» **正文部分**:
┌──

记得刘宝纯先生住的百货公司的小楼,在刚盖时,旁边有一堆沙子,大家便从盖楼的架子上往沙堆上跳。随着“技术动作”的不断完善,也就越跳越高,最后能从二楼上跳下来,直到有个孩子摔骨折了,才算完。那时天冷,雪也大,下了雪,大家便去公交车站:公交车来了,对了,那时叫“公共汽车”,我们蹲在车后面,前面的孩子用手抓着车后面的挡泥板,后面的孩子也蹲下来抱着前面孩子的腰,公共汽车启动时比较慢,大家被拉着滑行,孩子越积越多,有时一个车后竟跟着二三十个,车开起来,好像拖个大尾巴,蔚为壮观。司机也会“摇头摆尾”地开车,大家便会被甩出去,人重心低,路又滑,车也少,没什么不安全,很好玩。有的孩子还嫌不过瘾,夏天,找来两片水缸的碎片,踩在脚下,蹲在公共汽车后把着车后边的挡泥板,也能滑行很远。但有一次技术动作没掌握好,脚下缸片滑出,人摔倒拖行好几米,穿的背心都磨破了,皮肉之苦是难免的了,但那时还不敢给家长说,说了难免又是皮肉之苦。还有“地下兵工厂”,用泥巴做成弹丸,晒干了,打弹弓,很好用。再就是把生石灰(那时生石灰特别多,屋子受潮,就会放一些在床下吸潮气;床板的洞里有臭虫,那时臭虫特别多,就用石灰把洞和缝隙抹上)放在瓶子里,兑上水,有点空隙,把盖拧紧,生石灰遇上水,就会发热、膨胀,最后,就爆炸了——这是我们的“土地雷”。其实很危险,好在能拧盖的瓶子很少,所以,由于原材料缺乏,造成产量较低,也就降低了危险。其实危险无处不在,我们小学同学周六下午去四里山玩,捡回一个手榴弹,拆了,不知咋地把雷管弄炸了,其中一个同学炸到了手腕内侧,据说血都直着刺出来了,多亏把手榴弹拆了,不然这三个同学的小命就危险了。我也经历过危险的事,为养鸽子爬房顶,一不小心摔了下来,当时啥都不知道了,等睁开眼时,四周围了一圈人,墙上喷了一片血,有的人要来拉,我大叫:疼!疼!疼!那时感觉大胯疼,好像是腿断了,到了医院是两个胳膊的前臂断了。最难受的不是疼,而是两胳膊都打了石膏,躺在床上不能翻身,好多好多天啊,度日如年。这类的故事很多,说不完。

└──

» **所给资料**:
┌──

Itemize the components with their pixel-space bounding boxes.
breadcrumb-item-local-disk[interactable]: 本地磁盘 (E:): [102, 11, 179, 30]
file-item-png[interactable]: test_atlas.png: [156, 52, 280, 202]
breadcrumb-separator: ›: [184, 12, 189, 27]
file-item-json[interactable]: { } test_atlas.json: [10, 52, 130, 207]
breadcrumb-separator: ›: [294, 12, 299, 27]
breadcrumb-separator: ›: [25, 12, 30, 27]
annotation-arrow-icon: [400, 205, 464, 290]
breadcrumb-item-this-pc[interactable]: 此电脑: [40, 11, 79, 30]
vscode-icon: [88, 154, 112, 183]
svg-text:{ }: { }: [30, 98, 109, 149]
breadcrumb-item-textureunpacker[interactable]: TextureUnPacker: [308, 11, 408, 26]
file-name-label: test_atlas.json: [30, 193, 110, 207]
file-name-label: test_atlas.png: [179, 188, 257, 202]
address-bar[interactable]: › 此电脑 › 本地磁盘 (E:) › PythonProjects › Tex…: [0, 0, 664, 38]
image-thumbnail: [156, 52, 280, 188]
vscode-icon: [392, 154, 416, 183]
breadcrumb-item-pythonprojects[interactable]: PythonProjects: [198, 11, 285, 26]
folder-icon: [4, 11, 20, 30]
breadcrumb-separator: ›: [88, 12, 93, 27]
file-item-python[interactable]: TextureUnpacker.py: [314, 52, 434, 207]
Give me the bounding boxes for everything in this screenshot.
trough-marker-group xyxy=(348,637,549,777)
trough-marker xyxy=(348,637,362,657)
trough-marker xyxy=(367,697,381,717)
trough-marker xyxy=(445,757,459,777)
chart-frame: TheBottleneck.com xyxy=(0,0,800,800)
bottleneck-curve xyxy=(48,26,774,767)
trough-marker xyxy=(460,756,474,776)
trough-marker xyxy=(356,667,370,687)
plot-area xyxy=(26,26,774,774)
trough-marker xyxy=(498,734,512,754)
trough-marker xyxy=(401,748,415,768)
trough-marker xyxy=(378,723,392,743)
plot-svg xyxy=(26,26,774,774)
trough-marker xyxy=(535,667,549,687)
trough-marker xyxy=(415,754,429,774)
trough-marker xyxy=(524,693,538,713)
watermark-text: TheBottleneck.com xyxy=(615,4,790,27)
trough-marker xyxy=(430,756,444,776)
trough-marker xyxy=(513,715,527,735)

└──

» **运用资料**:
#1 能否修改这篇童年回忆,把从"记得刘宝纯先生住的百货公司的"开始、一直到"年。这类的故事很多,说不完。"为止的部分重写一遍,并把其中的"挡泥板"改成"保险杠"?
#2 能接着往下续写这篇回忆童年玩耍与险事的文字吗?

» **逐项结果**:
#1
记得刘宝纯先生住的百货公司的小楼,在刚盖时,旁边有一堆沙子,大家便从盖楼的架子上往沙堆上跳。随着“技术动作”的不断完善,也就越跳越高,最后能从二楼上跳下来,直到有个孩子摔骨折了,才算完。那时天冷,雪也大,下了雪,大家便去公交车站:公交车来了,对了,那时叫“公共汽车”,我们蹲在车后面,前面的孩子用手抓着车后面的保险杠,后面的孩子也蹲下来抱着前面孩子的腰,公共汽车启动时比较慢,大家被拉着滑行,孩子越积越多,有时一个车后竟跟着二三十个,车开起来,好像拖个大尾巴,蔚为壮观。司机也会“摇头摆尾”地开车,大家便会被甩出去,人重心低,路又滑,车也少,没什么不安全,很好玩。有的孩子还嫌不过瘾,夏天,找来两片水缸的碎片,踩在脚下,蹲在公共汽车后把着车后边的保险杠,也能滑行很远。但有一次技术动作没掌握好,脚下缸片滑出,人摔倒拖行好几米,穿的背心都磨破了,皮肉之苦是难免的了,但那时还不敢给家长说,说了难免又是皮肉之苦。还有“地下兵工厂”,用泥巴做成弹丸,晒干了,打弹弓,很好用。再就是把生石灰(那时生石灰特别多,屋子受潮,就会放一些在床下吸潮气;床板的洞里有臭虫,那时臭虫特别多,就用石灰把洞和缝隙抹上)放在瓶子里,兑上水,有点空隙,把盖拧紧,生石灰遇上水,就会发热、膨胀,最后,就爆炸了——这是我们的“土地雷”。其实很危险,好在能拧盖的瓶子很少,所以,由于原材料缺乏,造成产量较低,也就降低了危险。其实危险无处不在,我们小学同学周六下午去四里山玩,捡回一个手榴弹,拆了,不知咋地把雷管弄炸了,其中一个同学炸到了手腕内侧,据说血都直着刺出来了,多亏把手榴弹拆了,不然这三个同学的小命就危险了。我也经历过危险的事,为养鸽子爬房顶,一不小心摔了下来,当时啥都不知道了,等睁开眼时,四周围了一圈人,墙上喷了一片血,有的人要来拉,我大叫:疼!疼!疼!那时感觉大胯疼,好像是腿断了,到了医院是两个胳膊的前臂断了。最难受的不是疼,而是两胳膊都打了石膏,躺在床上不能翻身,好多好多天啊,度日如年。这类的故事很多,说不完。

#2
岳海波《童年系列之三》
我现在都能回忆起这个院的每一户人家,如果没记错的话,应该是四十来户,每户平均人口六人,就是二百四十人(不算不知道,竟然会有这么多)。五个自来水管,三个厕所,最大的厕所最大饱和量是六人。那时的日子是怎么过的?用现在的思维真是无法想象,所以那时人们之间的联系特别密切,不来往都不行,那才真是“拆了墙是一家”的感觉呢。

岳海波《童年系列之四》
这个“家园”还有一个特点是出画家,刘宝纯先生和他的儿子、女儿,我和我弟弟岳海涛,还有中央美院的教授、中国美术馆副馆长胡伟先生,当时他在山东省委组织部的知青办工作,他的单身宿舍也在这个院里。以后又搬了很多次家,也有“家园”感觉的,但都不那么强烈了。